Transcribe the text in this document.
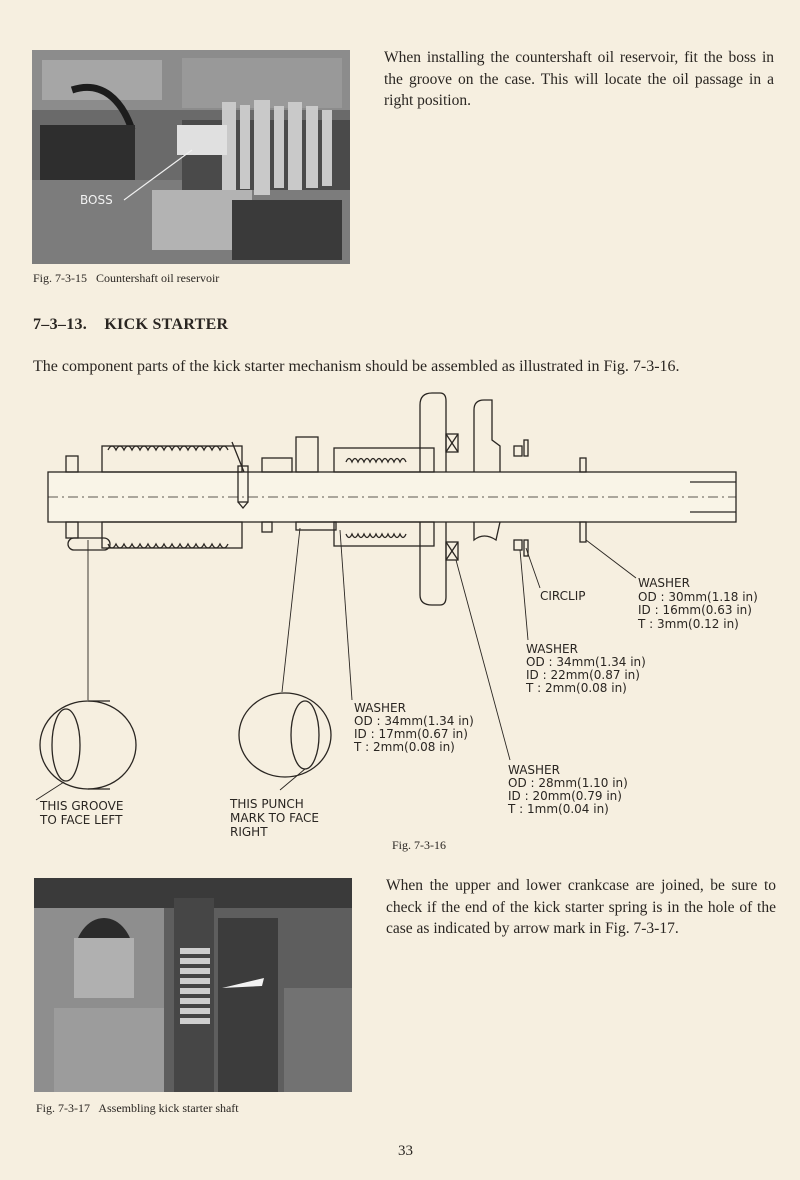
BOSS
Fig. 7-3-15   Countershaft oil reservoir
When installing the countershaft oil reservoir, fit the boss in the groove on the case. This will locate the oil passage in a right position.
7–3–13. KICK STARTER
The component parts of the kick starter mechanism should be assembled as illustrated in Fig. 7-3-16.
WASHER
OD : 30mm(1.18 in)
ID : 16mm(0.63 in)
T : 3mm(0.12 in)
CIRCLIP
WASHER
OD : 34mm(1.34 in)
ID : 22mm(0.87 in)
T : 2mm(0.08 in)
WASHER
OD : 34mm(1.34 in)
ID : 17mm(0.67 in)
T : 2mm(0.08 in)
WASHER
OD : 28mm(1.10 in)
ID : 20mm(0.79 in)
T : 1mm(0.04 in)
THIS GROOVE
TO FACE LEFT
THIS PUNCH
MARK TO FACE
RIGHT
Fig. 7-3-16
Fig. 7-3-17   Assembling kick starter shaft
When the upper and lower crankcase are joined, be sure to check if the end of the kick starter spring is in the hole of the case as indicated by arrow mark in Fig. 7-3-17.
33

_ _ _ _ _ _ _

The task: Scan the records above for the string "reservoir", then report every line that contains it.

Answer to the task:
Fig. 7-3-15   Countershaft oil reservoir
When installing the countershaft oil reservoir, fit the boss in the groove on the case. This will locate the oil passage in a right position.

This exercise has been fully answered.